** Start of Recorded information **

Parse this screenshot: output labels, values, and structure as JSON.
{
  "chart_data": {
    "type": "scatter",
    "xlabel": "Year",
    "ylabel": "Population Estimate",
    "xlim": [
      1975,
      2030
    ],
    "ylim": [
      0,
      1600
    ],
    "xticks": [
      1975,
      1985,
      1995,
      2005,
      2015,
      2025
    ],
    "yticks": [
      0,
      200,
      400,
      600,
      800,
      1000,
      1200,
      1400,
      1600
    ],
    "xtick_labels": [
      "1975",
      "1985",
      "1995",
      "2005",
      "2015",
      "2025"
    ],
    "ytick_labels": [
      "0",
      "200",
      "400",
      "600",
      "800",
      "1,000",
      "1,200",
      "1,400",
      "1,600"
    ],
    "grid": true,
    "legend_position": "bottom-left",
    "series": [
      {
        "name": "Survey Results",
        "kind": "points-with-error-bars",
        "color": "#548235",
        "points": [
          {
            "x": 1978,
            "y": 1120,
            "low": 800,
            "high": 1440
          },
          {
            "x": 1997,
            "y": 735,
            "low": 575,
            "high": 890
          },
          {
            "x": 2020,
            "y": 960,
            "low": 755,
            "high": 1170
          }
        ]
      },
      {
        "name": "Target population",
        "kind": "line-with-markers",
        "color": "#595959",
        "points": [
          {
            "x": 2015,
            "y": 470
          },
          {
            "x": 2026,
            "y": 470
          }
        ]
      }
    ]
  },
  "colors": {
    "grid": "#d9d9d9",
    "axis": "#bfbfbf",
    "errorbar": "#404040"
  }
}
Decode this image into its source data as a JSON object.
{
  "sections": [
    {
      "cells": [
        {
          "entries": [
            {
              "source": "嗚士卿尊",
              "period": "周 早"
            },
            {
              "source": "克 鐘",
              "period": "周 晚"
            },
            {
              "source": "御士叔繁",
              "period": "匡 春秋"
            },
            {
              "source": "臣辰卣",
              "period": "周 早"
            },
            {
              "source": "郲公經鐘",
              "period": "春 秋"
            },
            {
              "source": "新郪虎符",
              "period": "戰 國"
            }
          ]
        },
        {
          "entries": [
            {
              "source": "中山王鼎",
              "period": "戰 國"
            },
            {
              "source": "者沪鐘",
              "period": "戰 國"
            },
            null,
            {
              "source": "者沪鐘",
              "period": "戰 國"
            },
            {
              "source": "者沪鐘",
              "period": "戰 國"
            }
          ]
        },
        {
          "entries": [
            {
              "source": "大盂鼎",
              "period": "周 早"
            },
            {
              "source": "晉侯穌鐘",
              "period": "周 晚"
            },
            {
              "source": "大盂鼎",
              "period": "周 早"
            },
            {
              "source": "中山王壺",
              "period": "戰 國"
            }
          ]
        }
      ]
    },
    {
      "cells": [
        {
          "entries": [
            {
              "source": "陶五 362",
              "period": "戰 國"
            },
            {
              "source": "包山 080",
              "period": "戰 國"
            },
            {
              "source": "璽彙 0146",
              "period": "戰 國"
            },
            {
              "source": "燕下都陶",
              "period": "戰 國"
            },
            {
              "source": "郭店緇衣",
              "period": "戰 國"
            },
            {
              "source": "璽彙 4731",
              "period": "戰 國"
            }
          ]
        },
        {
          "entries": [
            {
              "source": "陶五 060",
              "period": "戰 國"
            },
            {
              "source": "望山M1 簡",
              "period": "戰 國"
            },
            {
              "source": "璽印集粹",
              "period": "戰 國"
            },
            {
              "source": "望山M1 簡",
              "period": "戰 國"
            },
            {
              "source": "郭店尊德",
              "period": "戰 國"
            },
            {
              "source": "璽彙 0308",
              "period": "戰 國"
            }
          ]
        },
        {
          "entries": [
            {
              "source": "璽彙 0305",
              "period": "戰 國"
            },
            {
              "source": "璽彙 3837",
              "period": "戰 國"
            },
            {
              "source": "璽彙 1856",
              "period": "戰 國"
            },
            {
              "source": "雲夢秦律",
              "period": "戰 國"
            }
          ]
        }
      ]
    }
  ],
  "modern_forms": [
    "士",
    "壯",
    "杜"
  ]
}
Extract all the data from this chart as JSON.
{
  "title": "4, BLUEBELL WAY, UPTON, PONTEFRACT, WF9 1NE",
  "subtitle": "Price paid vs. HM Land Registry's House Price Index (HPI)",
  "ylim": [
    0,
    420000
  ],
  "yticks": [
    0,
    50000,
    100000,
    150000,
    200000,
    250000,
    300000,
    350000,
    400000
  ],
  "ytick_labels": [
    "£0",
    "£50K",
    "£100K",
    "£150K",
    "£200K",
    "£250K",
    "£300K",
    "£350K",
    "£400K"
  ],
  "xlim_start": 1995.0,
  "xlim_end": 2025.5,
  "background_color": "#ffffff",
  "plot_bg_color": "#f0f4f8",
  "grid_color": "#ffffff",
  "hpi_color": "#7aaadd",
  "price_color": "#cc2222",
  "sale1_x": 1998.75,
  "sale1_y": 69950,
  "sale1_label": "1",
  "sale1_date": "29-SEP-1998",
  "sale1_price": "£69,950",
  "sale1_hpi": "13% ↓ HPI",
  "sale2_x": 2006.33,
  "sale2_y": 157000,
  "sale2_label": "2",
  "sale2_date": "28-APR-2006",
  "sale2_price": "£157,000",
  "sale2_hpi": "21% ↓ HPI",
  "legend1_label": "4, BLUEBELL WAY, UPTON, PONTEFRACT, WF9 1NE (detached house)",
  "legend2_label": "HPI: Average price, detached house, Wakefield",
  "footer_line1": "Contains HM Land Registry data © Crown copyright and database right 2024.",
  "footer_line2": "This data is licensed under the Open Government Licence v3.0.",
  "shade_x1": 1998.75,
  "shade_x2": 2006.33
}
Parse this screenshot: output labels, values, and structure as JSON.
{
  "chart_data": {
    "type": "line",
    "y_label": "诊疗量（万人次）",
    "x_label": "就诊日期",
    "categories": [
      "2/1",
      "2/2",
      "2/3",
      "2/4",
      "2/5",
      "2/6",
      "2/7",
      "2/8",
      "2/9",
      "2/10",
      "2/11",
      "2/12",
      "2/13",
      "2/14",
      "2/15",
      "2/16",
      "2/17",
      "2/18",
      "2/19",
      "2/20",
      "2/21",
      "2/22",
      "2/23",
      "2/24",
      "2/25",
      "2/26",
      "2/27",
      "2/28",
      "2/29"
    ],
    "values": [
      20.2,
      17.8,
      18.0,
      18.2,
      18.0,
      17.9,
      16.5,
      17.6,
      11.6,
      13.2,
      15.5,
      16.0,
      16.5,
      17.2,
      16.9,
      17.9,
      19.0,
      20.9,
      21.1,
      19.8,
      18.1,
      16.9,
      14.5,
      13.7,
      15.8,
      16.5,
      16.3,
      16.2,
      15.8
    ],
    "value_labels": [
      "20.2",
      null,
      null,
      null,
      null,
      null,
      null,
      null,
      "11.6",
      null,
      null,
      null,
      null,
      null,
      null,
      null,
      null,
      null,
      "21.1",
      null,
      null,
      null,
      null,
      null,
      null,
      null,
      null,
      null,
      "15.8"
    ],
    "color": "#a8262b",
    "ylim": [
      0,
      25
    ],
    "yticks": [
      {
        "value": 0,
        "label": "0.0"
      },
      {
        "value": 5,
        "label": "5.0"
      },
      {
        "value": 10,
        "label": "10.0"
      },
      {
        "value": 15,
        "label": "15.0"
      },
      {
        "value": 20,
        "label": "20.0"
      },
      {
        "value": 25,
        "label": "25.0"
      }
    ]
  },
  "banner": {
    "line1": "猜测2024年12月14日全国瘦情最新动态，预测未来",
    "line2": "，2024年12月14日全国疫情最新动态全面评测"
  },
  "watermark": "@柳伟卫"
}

** End of Recorded information **

**Exercise**
Say how many lines in this material hold "name", and say nothing else.

**Written answer**
2